=== MATERIAL FOR THIS EXERCISE ===

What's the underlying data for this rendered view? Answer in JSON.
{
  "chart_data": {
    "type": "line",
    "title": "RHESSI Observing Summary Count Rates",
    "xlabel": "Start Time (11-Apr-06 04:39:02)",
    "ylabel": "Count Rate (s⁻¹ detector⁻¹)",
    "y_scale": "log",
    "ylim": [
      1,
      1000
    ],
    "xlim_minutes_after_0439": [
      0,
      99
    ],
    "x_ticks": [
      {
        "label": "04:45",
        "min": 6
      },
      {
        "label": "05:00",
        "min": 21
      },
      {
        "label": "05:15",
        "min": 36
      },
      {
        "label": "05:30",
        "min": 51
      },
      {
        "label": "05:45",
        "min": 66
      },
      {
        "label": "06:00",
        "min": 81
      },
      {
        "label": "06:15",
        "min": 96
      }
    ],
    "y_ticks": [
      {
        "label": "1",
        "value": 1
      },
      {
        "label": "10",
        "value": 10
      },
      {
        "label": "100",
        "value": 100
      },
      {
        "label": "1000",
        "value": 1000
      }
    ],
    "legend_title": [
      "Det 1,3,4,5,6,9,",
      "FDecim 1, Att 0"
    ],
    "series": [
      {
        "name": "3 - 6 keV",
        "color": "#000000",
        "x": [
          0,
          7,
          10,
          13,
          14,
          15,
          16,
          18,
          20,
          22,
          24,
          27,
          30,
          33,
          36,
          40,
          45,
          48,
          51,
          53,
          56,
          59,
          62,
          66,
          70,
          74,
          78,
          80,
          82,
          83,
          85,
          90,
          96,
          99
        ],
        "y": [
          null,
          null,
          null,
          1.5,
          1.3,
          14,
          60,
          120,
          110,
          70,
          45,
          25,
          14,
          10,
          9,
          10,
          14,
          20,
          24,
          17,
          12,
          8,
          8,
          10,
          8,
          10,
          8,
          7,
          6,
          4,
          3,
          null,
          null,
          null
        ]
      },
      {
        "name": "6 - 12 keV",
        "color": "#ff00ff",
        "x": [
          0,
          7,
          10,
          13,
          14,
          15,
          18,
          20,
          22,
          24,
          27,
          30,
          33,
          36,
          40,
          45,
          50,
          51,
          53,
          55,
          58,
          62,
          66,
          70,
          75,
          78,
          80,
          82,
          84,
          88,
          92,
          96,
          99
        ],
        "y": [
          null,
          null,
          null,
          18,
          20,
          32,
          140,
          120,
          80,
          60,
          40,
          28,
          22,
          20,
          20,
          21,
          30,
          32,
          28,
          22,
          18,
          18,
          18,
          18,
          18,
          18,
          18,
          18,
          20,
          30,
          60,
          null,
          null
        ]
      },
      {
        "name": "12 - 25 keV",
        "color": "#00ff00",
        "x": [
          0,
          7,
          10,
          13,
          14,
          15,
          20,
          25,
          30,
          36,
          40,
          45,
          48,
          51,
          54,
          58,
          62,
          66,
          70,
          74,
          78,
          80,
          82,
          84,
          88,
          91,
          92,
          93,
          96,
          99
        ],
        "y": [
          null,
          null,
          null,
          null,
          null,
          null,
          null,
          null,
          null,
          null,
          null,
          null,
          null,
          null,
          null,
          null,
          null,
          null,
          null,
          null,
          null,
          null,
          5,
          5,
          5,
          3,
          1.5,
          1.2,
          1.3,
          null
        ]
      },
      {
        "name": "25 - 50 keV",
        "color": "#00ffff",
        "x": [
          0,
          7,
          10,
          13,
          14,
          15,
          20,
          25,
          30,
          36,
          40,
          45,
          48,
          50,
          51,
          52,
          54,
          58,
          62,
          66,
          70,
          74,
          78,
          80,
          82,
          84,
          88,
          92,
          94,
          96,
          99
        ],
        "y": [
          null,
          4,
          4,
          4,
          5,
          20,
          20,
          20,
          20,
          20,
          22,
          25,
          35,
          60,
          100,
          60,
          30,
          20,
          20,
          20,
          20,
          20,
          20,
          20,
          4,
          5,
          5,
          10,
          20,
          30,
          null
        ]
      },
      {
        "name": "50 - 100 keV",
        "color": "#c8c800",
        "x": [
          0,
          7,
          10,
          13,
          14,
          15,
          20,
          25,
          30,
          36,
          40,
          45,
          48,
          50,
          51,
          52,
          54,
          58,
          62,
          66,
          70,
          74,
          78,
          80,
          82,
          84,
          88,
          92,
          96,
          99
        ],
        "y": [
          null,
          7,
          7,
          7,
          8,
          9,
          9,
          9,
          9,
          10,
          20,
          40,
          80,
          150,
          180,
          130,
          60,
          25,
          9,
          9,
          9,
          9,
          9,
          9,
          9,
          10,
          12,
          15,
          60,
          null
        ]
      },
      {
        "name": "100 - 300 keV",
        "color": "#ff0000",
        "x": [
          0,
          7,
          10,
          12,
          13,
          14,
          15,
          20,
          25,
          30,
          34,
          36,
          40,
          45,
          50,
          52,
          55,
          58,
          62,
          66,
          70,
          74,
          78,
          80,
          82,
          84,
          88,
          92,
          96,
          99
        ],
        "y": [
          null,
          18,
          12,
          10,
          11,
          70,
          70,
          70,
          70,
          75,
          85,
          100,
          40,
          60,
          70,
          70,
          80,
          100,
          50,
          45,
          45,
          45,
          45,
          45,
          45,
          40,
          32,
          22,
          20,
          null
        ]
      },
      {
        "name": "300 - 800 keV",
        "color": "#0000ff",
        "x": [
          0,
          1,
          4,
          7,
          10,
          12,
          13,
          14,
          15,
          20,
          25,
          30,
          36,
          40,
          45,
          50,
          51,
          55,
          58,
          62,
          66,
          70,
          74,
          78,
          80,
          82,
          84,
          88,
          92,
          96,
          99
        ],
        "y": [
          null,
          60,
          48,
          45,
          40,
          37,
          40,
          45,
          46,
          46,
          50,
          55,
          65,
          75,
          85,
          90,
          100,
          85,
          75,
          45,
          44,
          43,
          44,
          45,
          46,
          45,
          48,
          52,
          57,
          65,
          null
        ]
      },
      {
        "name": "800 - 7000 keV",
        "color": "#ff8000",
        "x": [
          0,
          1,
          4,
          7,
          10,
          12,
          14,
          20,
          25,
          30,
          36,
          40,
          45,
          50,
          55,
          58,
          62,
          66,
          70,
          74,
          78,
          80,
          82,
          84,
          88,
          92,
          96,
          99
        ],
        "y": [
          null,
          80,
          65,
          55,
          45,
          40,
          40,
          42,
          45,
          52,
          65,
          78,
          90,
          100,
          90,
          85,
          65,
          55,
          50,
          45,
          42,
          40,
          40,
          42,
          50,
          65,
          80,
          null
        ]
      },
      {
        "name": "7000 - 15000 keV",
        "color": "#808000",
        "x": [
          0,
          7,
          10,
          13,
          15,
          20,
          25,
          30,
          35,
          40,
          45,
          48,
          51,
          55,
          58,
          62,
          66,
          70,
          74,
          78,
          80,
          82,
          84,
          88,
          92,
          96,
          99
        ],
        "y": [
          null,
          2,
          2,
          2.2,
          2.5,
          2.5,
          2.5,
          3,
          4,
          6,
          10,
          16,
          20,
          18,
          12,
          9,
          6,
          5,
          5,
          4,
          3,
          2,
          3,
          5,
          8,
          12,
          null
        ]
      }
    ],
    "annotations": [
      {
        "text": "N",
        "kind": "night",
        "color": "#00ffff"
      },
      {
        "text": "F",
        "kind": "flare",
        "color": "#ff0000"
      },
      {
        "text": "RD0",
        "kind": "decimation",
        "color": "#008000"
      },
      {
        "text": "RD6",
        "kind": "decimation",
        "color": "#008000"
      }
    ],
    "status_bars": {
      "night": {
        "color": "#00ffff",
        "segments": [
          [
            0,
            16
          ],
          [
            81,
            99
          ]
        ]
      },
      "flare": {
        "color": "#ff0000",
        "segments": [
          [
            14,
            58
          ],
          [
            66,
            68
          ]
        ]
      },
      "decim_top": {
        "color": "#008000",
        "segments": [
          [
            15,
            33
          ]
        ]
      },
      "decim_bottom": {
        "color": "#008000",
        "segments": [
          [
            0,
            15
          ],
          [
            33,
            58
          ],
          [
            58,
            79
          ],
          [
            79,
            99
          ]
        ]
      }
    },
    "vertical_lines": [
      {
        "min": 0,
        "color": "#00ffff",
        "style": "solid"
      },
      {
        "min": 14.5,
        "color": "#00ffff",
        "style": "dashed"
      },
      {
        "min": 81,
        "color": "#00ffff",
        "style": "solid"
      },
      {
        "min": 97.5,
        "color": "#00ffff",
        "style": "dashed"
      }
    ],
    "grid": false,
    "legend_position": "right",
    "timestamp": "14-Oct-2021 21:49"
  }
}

===

Where a line of the records above holds the word "Count", copy that line.

    "title": "RHESSI Observing Summary Count Rates",
    "ylabel": "Count Rate (s⁻¹ detector⁻¹)",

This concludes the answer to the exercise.